• Data provided:
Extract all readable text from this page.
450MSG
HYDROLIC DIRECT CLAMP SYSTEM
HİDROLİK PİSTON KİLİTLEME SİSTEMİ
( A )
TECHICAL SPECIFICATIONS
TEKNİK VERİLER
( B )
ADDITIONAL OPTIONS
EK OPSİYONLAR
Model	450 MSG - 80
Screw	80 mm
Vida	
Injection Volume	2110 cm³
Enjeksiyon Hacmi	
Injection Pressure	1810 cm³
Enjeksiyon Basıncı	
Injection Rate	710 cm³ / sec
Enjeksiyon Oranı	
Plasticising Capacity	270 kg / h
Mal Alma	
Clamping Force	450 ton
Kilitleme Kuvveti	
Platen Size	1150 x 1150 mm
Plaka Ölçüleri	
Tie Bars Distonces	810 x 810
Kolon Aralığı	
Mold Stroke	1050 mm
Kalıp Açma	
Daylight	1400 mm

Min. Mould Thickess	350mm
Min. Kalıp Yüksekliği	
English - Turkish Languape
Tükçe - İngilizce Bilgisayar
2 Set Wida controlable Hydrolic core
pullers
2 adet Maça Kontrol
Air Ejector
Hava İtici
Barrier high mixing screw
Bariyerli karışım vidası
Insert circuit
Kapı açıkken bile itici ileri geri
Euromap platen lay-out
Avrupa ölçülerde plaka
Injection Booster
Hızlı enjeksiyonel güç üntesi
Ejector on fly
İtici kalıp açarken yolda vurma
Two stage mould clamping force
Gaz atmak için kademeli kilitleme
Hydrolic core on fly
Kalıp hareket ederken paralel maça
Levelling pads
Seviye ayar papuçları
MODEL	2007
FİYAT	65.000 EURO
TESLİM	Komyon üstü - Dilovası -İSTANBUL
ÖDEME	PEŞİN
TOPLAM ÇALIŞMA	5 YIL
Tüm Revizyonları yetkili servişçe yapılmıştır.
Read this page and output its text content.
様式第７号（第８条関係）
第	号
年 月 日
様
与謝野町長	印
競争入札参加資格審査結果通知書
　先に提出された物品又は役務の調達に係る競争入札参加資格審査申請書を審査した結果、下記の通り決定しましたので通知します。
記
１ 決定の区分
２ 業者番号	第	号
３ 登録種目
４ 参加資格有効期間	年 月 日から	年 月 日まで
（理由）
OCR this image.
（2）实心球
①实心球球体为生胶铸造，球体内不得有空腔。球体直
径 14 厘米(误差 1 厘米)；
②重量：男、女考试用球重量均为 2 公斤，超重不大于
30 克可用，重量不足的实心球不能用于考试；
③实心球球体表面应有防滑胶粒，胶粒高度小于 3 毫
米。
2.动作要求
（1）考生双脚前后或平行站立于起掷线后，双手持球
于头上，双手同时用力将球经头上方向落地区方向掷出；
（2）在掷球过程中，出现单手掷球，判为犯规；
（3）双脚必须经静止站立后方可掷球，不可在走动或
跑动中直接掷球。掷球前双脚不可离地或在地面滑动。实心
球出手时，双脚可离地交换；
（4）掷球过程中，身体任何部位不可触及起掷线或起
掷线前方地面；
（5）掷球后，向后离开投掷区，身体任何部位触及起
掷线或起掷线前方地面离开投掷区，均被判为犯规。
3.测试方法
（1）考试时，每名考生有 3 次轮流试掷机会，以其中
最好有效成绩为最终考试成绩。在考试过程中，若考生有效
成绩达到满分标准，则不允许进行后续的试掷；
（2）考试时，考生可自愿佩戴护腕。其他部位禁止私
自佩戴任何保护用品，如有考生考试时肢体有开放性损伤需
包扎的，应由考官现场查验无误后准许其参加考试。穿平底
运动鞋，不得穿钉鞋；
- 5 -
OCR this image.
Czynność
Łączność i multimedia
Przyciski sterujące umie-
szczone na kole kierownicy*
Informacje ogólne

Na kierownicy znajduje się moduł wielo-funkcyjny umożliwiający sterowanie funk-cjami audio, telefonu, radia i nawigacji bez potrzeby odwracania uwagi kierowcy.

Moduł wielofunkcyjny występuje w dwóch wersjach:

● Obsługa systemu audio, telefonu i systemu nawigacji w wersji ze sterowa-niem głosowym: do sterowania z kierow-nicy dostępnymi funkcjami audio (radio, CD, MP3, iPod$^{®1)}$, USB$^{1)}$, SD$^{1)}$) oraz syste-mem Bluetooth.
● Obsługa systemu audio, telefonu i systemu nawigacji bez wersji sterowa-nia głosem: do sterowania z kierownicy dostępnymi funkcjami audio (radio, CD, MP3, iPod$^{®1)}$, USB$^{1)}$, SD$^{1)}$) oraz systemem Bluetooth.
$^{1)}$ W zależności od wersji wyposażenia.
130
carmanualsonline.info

• Your goal:
Copy every line in the listing above where the string "wersji" turns up.

• Solution:
● Obsługa systemu audio, telefonu i systemu nawigacji w wersji ze sterowa-niem głosowym: do sterowania z kierow-nicy dostępnymi funkcjami audio (radio, CD, MP3, iPod$^{®1)}$, USB$^{1)}$, SD$^{1)}$) oraz syste-mem Bluetooth.
● Obsługa systemu audio, telefonu i systemu nawigacji bez wersji sterowa-nia głosem: do sterowania z kierownicy dostępnymi funkcjami audio (radio, CD, MP3, iPod$^{®1)}$, USB$^{1)}$, SD$^{1)}$) oraz systemem Bluetooth.
$^{1)}$ W zależności od wersji wyposażenia.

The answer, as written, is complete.